▶ **WHAT YOU SHOULD DO**: Copy every line from the records below that holds the word "ಯಗಳನ".

Stored records
(begin)
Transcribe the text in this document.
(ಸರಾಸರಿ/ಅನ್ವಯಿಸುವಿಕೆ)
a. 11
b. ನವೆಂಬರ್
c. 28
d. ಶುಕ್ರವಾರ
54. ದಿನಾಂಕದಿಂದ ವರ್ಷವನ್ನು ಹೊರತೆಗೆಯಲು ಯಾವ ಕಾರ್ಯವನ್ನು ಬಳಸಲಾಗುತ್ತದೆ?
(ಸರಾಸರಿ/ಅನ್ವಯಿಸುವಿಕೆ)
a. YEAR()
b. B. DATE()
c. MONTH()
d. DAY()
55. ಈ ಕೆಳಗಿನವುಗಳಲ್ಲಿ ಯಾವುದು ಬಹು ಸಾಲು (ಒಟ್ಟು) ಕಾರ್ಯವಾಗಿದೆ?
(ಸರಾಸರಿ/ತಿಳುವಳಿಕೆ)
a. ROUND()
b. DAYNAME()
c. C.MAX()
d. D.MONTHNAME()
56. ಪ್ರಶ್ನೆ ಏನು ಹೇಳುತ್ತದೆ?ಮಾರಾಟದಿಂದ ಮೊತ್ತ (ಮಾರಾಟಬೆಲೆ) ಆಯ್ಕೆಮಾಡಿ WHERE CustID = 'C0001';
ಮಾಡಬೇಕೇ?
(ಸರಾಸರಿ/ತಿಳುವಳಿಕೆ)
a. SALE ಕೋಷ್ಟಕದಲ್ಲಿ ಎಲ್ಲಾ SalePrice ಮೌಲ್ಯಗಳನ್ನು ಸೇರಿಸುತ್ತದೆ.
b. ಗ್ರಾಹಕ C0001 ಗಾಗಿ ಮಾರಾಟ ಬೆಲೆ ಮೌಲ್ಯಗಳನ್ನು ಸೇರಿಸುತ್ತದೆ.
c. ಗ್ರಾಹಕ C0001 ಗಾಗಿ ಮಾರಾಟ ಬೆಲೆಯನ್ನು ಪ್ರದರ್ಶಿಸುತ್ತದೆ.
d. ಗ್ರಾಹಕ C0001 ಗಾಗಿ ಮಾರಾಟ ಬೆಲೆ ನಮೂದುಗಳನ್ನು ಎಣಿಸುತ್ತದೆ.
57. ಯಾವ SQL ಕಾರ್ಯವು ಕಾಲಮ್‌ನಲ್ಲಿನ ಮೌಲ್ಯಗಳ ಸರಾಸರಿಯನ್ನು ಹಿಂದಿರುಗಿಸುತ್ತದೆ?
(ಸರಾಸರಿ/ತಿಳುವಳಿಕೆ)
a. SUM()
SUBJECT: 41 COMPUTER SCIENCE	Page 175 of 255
(end)
▶ **EXPECTED ANSWER**:
a. SALE ಕೋಷ್ಟಕದಲ್ಲಿ ಎಲ್ಲಾ SalePrice ಮೌಲ್ಯಗಳನ್ನು ಸೇರಿಸುತ್ತದೆ.
b. ಗ್ರಾಹಕ C0001 ಗಾಗಿ ಮಾರಾಟ ಬೆಲೆ ಮೌಲ್ಯಗಳನ್ನು ಸೇರಿಸುತ್ತದೆ.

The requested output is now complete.